### Written exercise:
Identify all lines below that hold "金健米业" and collect them.

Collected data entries
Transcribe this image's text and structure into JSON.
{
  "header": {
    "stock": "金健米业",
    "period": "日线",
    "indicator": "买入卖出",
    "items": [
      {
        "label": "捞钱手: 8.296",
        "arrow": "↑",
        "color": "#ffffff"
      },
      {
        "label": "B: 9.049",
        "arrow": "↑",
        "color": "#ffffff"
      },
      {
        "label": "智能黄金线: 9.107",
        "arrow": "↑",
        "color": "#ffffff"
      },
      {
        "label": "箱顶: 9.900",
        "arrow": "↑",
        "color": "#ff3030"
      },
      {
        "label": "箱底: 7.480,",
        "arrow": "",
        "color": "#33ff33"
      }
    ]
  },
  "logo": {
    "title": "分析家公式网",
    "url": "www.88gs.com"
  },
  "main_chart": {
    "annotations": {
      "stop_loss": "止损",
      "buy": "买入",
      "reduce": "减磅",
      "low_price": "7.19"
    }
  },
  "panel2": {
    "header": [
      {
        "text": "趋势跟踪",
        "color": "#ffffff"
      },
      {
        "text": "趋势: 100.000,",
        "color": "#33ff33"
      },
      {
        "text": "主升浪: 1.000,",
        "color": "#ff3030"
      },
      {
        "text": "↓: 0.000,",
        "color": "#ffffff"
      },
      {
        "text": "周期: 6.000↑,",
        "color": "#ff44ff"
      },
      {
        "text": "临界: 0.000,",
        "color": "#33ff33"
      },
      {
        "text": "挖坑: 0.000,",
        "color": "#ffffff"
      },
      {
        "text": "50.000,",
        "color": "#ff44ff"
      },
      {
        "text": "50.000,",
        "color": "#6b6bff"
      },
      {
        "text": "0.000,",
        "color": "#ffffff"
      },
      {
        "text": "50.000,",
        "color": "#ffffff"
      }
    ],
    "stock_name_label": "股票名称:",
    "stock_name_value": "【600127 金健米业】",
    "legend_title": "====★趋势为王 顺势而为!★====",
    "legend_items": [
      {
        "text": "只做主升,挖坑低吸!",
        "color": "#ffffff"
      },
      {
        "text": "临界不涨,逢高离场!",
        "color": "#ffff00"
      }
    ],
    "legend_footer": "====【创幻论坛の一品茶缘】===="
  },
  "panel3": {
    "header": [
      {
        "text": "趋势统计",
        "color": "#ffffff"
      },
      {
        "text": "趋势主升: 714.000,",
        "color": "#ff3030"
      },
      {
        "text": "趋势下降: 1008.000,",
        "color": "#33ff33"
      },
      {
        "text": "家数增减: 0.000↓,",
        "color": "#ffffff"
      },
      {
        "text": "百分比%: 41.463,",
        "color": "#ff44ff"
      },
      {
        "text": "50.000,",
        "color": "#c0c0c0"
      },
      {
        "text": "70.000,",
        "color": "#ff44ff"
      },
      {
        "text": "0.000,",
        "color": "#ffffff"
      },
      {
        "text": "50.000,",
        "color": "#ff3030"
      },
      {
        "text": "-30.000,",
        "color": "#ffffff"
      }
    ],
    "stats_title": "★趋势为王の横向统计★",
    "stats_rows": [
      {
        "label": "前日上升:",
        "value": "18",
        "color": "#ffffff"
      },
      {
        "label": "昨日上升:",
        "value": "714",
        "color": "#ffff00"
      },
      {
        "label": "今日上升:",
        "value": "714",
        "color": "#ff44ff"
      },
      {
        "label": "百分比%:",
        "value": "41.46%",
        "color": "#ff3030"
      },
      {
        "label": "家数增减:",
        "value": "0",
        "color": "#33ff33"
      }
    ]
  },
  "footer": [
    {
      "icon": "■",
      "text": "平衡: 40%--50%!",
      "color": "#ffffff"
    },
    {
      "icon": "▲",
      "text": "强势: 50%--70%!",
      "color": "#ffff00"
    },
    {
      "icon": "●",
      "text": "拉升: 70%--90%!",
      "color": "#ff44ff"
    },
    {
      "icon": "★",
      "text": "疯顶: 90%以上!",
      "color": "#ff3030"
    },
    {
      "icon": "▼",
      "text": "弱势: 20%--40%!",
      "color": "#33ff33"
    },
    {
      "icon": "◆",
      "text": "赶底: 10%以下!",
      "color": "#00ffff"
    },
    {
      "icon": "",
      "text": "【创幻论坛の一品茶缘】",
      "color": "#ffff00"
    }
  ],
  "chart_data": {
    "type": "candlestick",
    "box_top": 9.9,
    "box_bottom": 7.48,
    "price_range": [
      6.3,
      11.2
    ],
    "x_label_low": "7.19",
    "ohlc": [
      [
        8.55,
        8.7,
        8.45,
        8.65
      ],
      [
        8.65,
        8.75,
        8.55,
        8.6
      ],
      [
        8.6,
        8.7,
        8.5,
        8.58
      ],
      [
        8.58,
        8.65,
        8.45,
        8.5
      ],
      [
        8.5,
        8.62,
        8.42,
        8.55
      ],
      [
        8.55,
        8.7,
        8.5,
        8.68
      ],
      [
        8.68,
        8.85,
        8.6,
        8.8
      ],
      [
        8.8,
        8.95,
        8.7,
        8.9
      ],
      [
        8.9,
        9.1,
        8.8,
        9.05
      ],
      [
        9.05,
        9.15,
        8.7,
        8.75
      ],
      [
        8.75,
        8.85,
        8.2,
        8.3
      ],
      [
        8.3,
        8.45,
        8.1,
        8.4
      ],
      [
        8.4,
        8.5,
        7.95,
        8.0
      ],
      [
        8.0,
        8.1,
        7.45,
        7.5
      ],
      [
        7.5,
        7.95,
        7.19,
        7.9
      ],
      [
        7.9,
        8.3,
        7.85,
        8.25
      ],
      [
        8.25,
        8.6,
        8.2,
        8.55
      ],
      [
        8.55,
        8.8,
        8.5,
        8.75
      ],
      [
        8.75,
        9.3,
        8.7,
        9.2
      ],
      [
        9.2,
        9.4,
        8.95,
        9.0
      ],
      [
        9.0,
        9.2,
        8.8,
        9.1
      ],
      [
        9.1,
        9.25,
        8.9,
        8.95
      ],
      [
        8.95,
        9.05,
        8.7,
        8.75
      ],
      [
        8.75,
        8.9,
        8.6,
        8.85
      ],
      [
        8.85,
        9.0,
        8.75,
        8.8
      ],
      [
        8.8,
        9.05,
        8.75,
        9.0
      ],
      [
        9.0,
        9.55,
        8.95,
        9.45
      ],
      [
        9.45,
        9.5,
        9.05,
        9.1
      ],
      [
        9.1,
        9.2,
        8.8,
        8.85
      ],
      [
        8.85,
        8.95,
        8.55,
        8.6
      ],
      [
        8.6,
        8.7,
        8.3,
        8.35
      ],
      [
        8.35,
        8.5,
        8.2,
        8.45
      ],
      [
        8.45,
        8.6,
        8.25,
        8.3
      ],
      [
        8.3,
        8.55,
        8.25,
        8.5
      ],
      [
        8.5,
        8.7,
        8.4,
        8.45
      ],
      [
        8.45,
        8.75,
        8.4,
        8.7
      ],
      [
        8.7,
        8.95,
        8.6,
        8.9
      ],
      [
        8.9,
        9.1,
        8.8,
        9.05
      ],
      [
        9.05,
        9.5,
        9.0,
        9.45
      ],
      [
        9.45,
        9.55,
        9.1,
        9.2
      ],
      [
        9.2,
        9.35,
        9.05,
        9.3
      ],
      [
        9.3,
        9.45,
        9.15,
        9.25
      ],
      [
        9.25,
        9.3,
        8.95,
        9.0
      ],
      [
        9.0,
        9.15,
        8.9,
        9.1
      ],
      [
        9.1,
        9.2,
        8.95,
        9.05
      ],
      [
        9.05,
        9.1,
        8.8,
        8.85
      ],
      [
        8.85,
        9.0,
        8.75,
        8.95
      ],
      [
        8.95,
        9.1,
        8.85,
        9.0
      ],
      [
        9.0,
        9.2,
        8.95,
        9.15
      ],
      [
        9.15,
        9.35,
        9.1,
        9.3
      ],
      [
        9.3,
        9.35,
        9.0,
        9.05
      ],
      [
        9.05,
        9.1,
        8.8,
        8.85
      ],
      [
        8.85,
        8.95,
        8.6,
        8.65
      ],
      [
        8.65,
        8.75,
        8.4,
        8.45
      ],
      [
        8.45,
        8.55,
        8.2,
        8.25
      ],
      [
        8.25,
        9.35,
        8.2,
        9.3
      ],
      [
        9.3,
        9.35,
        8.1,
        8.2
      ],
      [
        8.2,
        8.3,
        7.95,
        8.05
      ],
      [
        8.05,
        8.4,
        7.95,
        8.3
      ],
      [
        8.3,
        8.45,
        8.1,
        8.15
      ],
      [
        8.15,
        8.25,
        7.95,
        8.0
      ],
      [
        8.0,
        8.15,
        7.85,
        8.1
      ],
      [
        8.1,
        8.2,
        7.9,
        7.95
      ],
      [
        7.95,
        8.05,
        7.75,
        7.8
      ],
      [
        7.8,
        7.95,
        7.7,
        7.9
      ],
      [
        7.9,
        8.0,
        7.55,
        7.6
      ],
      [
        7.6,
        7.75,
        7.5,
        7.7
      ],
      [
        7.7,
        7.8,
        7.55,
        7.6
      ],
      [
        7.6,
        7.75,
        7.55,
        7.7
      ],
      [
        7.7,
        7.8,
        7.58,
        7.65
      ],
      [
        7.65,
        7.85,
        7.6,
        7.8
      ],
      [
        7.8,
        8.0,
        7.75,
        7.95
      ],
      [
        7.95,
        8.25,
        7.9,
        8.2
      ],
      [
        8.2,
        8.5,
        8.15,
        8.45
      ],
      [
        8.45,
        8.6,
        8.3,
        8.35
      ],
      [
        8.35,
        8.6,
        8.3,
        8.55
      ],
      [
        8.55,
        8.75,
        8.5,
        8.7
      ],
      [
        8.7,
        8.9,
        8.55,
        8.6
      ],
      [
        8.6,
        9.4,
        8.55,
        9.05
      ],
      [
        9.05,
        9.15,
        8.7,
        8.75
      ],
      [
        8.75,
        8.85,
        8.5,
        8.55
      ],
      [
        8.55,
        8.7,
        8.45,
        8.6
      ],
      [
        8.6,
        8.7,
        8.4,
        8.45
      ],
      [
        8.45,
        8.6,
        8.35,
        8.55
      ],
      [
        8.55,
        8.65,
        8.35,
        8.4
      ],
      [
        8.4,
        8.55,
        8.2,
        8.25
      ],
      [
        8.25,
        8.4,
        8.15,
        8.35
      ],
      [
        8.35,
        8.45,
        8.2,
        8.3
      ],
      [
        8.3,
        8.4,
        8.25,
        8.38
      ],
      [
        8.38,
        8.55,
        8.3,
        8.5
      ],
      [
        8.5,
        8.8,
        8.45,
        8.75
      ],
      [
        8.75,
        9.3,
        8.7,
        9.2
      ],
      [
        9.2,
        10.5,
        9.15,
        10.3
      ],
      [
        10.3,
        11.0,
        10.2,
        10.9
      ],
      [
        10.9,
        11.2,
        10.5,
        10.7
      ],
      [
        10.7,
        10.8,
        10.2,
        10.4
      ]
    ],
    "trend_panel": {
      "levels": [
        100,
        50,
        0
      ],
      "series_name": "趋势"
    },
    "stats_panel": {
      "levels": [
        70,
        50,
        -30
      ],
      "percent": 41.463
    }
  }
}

### Answer for this exercise:
    "stock": "金健米业",
    "stock_name_value": "【600127 金健米业】",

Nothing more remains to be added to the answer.